Stated goal:
Pull out every line from the listing that has the word "Castres".

---------------

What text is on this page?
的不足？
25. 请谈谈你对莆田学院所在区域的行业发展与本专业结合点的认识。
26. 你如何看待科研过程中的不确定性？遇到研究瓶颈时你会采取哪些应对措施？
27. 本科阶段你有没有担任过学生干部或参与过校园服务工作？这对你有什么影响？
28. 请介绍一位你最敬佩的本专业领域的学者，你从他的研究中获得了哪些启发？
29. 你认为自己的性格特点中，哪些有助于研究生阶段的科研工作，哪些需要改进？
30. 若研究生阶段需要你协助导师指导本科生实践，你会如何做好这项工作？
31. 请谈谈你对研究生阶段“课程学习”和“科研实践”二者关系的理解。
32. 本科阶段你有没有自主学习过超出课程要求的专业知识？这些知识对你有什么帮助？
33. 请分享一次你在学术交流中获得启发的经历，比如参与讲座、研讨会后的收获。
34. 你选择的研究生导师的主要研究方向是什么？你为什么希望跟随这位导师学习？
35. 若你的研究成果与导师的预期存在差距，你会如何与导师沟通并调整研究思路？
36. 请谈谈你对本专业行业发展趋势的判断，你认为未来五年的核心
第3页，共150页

---------------

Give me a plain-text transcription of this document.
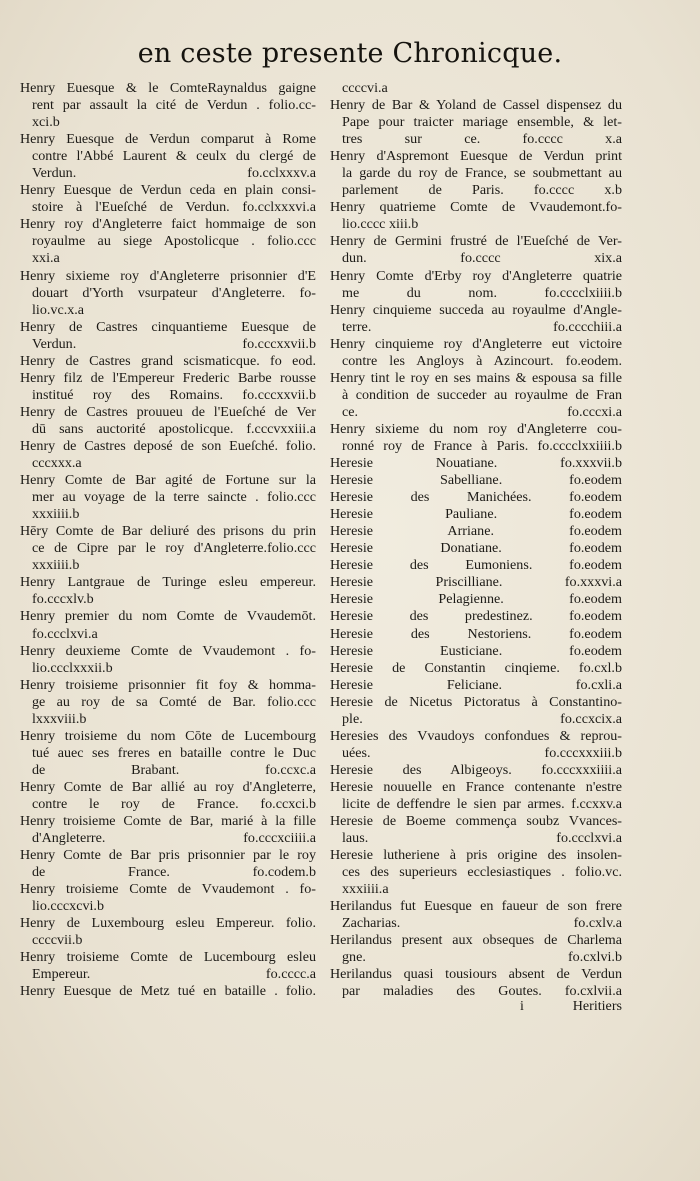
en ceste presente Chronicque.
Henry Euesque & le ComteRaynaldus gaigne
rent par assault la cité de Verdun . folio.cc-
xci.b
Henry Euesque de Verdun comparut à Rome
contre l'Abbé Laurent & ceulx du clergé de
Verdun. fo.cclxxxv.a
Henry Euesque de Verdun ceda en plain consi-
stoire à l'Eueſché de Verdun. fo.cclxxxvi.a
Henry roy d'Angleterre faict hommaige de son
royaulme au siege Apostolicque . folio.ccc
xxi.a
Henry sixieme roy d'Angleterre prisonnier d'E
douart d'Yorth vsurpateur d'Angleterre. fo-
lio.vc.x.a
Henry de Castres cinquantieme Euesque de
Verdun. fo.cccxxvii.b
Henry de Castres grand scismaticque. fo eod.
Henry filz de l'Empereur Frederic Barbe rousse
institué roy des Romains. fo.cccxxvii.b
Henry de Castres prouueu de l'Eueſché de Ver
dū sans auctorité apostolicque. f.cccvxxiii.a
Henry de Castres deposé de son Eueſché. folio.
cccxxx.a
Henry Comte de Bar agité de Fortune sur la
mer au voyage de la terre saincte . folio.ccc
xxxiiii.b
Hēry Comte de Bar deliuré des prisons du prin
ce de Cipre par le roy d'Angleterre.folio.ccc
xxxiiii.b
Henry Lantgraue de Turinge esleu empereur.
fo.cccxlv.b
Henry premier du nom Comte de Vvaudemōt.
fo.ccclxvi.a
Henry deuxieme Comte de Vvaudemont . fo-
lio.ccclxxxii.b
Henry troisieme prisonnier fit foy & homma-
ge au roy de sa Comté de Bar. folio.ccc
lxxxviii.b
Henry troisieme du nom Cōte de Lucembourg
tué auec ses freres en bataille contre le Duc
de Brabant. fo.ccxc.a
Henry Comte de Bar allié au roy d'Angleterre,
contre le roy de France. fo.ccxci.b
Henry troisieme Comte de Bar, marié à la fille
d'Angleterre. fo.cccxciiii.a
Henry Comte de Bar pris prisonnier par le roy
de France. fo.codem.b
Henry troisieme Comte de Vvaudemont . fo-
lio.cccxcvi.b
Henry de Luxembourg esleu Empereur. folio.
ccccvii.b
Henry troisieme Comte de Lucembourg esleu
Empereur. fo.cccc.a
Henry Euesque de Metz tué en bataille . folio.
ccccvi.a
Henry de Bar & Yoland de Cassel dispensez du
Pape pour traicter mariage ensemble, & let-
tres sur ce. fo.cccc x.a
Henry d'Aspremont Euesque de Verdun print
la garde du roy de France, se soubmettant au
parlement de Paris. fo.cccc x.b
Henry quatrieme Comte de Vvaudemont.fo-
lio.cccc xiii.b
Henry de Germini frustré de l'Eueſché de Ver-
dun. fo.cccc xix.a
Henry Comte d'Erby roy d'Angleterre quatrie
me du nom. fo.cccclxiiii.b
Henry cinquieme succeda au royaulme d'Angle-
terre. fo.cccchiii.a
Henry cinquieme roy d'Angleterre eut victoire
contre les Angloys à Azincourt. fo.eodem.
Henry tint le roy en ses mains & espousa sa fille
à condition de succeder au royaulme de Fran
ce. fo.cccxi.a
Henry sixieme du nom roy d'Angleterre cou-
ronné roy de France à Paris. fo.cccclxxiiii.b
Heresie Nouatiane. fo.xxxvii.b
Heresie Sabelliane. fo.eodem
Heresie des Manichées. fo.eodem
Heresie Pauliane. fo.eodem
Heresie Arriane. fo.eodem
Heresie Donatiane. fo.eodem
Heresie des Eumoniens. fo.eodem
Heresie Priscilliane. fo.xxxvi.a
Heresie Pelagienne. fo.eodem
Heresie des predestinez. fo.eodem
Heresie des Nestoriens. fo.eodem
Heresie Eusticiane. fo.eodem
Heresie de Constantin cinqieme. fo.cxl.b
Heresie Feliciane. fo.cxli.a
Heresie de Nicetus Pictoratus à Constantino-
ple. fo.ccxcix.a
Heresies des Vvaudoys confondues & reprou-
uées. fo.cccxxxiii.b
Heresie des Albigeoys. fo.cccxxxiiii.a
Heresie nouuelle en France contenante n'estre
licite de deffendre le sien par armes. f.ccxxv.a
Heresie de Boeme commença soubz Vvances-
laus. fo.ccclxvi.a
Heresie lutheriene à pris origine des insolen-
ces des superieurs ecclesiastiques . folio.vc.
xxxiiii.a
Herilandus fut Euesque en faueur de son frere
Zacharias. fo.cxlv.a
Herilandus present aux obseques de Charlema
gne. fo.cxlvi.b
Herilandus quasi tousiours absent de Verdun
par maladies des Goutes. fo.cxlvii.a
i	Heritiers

---------------

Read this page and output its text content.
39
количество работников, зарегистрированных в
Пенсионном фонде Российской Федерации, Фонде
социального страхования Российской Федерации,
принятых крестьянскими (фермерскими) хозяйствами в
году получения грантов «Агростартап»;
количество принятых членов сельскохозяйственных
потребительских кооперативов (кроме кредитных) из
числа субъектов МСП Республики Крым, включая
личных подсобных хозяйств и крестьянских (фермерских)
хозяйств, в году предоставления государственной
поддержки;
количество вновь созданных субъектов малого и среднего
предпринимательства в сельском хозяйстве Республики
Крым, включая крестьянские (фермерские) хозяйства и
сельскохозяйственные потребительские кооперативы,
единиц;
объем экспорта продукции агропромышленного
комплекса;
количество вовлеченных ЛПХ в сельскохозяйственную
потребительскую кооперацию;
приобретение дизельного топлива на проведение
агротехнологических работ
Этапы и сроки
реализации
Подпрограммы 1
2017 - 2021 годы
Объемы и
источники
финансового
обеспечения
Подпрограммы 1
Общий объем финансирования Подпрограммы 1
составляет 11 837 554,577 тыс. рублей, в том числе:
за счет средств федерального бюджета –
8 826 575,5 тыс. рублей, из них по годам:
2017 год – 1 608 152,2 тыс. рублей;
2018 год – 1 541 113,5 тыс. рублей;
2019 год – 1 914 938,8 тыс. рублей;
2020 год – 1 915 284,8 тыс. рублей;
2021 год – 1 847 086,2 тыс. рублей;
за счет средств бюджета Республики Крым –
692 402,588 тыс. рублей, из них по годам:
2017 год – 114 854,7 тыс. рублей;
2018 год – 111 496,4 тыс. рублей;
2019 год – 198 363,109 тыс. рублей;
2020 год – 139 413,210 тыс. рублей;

---------------

The completed task:
Henry de Castres cinquantieme Euesque de
Henry de Castres grand scismaticque. fo eod.
Henry de Castres prouueu de l'Eueſché de Ver
Henry de Castres deposé de son Eueſché. folio.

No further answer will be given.